──────── Working data

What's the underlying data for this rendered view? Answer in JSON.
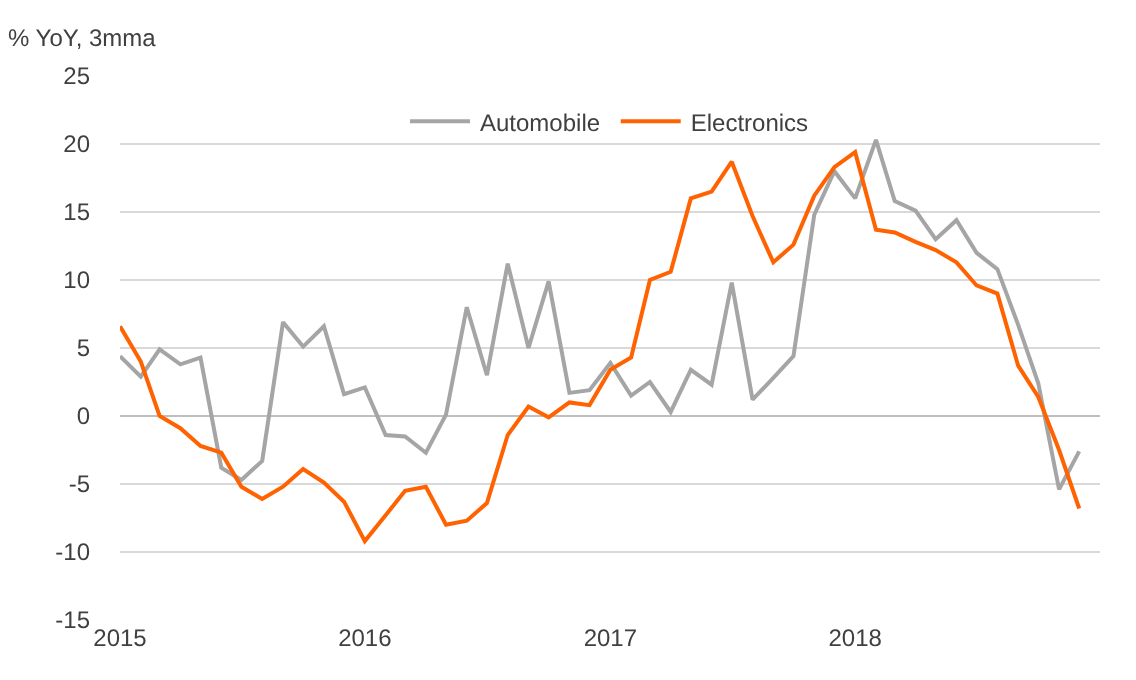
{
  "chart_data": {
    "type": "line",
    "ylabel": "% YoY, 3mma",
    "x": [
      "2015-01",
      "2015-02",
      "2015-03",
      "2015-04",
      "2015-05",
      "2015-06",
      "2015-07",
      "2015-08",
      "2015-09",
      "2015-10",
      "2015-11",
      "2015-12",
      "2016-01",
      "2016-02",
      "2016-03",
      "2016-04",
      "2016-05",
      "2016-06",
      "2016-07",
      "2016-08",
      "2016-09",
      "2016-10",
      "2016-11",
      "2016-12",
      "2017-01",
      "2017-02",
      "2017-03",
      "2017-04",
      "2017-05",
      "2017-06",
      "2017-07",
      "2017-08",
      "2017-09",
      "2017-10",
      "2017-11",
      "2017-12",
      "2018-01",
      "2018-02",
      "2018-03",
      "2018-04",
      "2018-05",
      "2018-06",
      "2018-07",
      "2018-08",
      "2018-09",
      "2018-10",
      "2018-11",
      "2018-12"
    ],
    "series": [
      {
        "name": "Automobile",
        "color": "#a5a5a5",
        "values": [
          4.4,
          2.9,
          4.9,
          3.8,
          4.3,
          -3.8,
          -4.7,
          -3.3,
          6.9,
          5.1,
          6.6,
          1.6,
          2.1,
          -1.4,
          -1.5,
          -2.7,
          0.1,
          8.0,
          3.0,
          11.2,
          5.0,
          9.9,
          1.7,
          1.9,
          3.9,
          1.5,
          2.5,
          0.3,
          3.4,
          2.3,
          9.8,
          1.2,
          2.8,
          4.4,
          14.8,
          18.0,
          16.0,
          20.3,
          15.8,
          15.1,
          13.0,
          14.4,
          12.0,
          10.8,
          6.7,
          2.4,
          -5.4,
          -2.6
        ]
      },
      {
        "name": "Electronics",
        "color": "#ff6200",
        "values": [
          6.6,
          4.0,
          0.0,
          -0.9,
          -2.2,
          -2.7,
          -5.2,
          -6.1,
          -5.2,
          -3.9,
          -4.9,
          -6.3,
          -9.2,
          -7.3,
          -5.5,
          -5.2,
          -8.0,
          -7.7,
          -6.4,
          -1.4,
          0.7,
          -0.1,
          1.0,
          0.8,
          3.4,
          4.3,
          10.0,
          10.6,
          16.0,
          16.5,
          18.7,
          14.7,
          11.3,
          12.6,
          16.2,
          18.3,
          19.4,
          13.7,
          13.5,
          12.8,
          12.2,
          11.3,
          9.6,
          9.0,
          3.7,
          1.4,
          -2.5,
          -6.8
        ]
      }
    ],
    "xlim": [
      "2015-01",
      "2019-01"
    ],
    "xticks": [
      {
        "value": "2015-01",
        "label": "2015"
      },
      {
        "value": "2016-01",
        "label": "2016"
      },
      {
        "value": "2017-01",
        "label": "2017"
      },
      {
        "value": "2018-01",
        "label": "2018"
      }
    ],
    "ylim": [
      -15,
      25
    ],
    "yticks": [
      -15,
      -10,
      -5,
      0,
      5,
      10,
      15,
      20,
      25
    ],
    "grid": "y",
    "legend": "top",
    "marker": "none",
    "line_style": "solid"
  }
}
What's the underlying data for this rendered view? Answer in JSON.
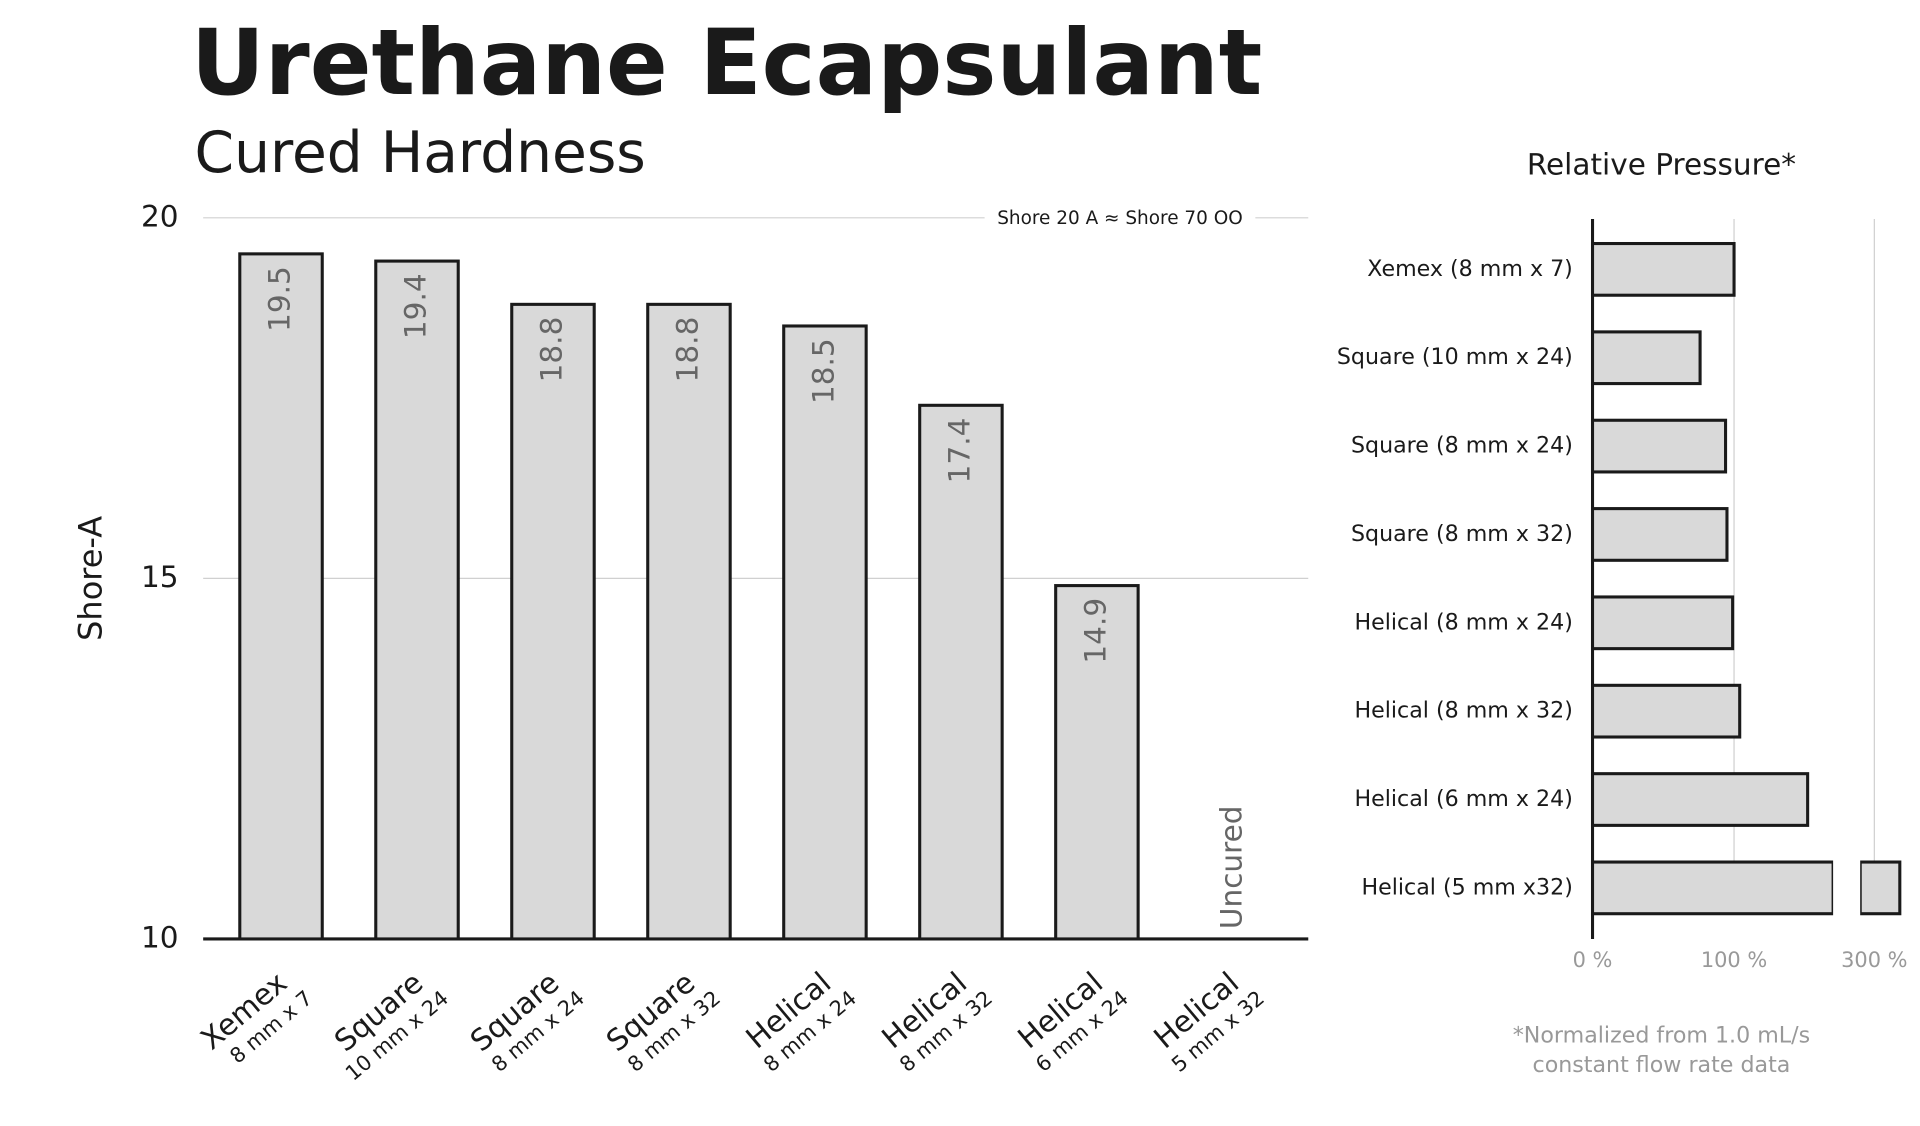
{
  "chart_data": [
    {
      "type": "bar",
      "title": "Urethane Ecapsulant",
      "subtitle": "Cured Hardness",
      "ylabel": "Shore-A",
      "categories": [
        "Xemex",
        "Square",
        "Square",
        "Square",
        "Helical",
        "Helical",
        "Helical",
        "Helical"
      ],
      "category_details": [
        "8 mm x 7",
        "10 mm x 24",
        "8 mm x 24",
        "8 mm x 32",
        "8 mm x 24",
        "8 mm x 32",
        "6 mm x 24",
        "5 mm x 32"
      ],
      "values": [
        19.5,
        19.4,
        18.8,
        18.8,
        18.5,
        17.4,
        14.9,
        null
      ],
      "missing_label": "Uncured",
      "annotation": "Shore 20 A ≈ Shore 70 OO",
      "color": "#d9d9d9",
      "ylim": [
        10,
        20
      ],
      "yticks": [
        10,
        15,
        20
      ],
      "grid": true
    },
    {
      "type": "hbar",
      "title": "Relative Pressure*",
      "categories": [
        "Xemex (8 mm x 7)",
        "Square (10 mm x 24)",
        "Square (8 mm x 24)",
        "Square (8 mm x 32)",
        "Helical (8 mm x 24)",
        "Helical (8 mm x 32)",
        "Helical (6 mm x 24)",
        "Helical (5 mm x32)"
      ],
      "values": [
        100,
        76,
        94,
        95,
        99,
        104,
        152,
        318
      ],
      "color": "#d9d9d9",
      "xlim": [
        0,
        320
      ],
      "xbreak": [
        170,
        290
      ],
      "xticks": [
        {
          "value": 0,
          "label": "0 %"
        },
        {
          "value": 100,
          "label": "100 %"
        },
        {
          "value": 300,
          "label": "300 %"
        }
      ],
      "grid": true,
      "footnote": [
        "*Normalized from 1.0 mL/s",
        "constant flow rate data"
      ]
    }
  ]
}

────────────────

Directions: Your copy should match the entries exactly, minus the pictures.

Response:
What's the underlying data for this rendered view? Answer in JSON.
{
  "chart_data": {
    "type": "line",
    "ylabel": "% YoY, 3mma",
    "x": [
      "2015-01",
      "2015-02",
      "2015-03",
      "2015-04",
      "2015-05",
      "2015-06",
      "2015-07",
      "2015-08",
      "2015-09",
      "2015-10",
      "2015-11",
      "2015-12",
      "2016-01",
      "2016-02",
      "2016-03",
      "2016-04",
      "2016-05",
      "2016-06",
      "2016-07",
      "2016-08",
      "2016-09",
      "2016-10",
      "2016-11",
      "2016-12",
      "2017-01",
      "2017-02",
      "2017-03",
      "2017-04",
      "2017-05",
      "2017-06",
      "2017-07",
      "2017-08",
      "2017-09",
      "2017-10",
      "2017-11",
      "2017-12",
      "2018-01",
      "2018-02",
      "2018-03",
      "2018-04",
      "2018-05",
      "2018-06",
      "2018-07",
      "2018-08",
      "2018-09",
      "2018-10",
      "2018-11",
      "2018-12"
    ],
    "series": [
      {
        "name": "Automobile",
        "color": "#a5a5a5",
        "values": [
          4.4,
          2.9,
          4.9,
          3.8,
          4.3,
          -3.8,
          -4.7,
          -3.3,
          6.9,
          5.1,
          6.6,
          1.6,
          2.1,
          -1.4,
          -1.5,
          -2.7,
          0.1,
          8.0,
          3.0,
          11.2,
          5.0,
          9.9,
          1.7,
          1.9,
          3.9,
          1.5,
          2.5,
          0.3,
          3.4,
          2.3,
          9.8,
          1.2,
          2.8,
          4.4,
          14.8,
          18.0,
          16.0,
          20.3,
          15.8,
          15.1,
          13.0,
          14.4,
          12.0,
          10.8,
          6.7,
          2.4,
          -5.4,
          -2.6
        ]
      },
      {
        "name": "Electronics",
        "color": "#ff6200",
        "values": [
          6.6,
          4.0,
          0.0,
          -0.9,
          -2.2,
          -2.7,
          -5.2,
          -6.1,
          -5.2,
          -3.9,
          -4.9,
          -6.3,
          -9.2,
          -7.3,
          -5.5,
          -5.2,
          -8.0,
          -7.7,
          -6.4,
          -1.4,
          0.7,
          -0.1,
          1.0,
          0.8,
          3.4,
          4.3,
          10.0,
          10.6,
          16.0,
          16.5,
          18.7,
          14.7,
          11.3,
          12.6,
          16.2,
          18.3,
          19.4,
          13.7,
          13.5,
          12.8,
          12.2,
          11.3,
          9.6,
          9.0,
          3.7,
          1.4,
          -2.5,
          -6.8
        ]
      }
    ],
    "xlim": [
      "2015-01",
      "2019-01"
    ],
    "xticks": [
      {
        "value": "2015-01",
        "label": "2015"
      },
      {
        "value": "2016-01",
        "label": "2016"
      },
      {
        "value": "2017-01",
        "label": "2017"
      },
      {
        "value": "2018-01",
        "label": "2018"
      }
    ],
    "ylim": [
      -15,
      25
    ],
    "yticks": [
      -15,
      -10,
      -5,
      0,
      5,
      10,
      15,
      20,
      25
    ],
    "grid": "y",
    "legend": "top",
    "marker": "none",
    "line_style": "solid"
  }
}
What's the underlying data for this rendered view? Answer in JSON.
{
  "chart_data": [
    {
      "type": "bar",
      "title": "Urethane Ecapsulant",
      "subtitle": "Cured Hardness",
      "ylabel": "Shore-A",
      "categories": [
        "Xemex",
        "Square",
        "Square",
        "Square",
        "Helical",
        "Helical",
        "Helical",
        "Helical"
      ],
      "category_details": [
        "8 mm x 7",
        "10 mm x 24",
        "8 mm x 24",
        "8 mm x 32",
        "8 mm x 24",
        "8 mm x 32",
        "6 mm x 24",
        "5 mm x 32"
      ],
      "values": [
        19.5,
        19.4,
        18.8,
        18.8,
        18.5,
        17.4,
        14.9,
        null
      ],
      "missing_label": "Uncured",
      "annotation": "Shore 20 A ≈ Shore 70 OO",
      "color": "#d9d9d9",
      "ylim": [
        10,
        20
      ],
      "yticks": [
        10,
        15,
        20
      ],
      "grid": true
    },
    {
      "type": "hbar",
      "title": "Relative Pressure*",
      "categories": [
        "Xemex (8 mm x 7)",
        "Square (10 mm x 24)",
        "Square (8 mm x 24)",
        "Square (8 mm x 32)",
        "Helical (8 mm x 24)",
        "Helical (8 mm x 32)",
        "Helical (6 mm x 24)",
        "Helical (5 mm x32)"
      ],
      "values": [
        100,
        76,
        94,
        95,
        99,
        104,
        152,
        318
      ],
      "color": "#d9d9d9",
      "xlim": [
        0,
        320
      ],
      "xbreak": [
        170,
        290
      ],
      "xticks": [
        {
          "value": 0,
          "label": "0 %"
        },
        {
          "value": 100,
          "label": "100 %"
        },
        {
          "value": 300,
          "label": "300 %"
        }
      ],
      "grid": true,
      "footnote": [
        "*Normalized from 1.0 mL/s",
        "constant flow rate data"
      ]
    }
  ]
}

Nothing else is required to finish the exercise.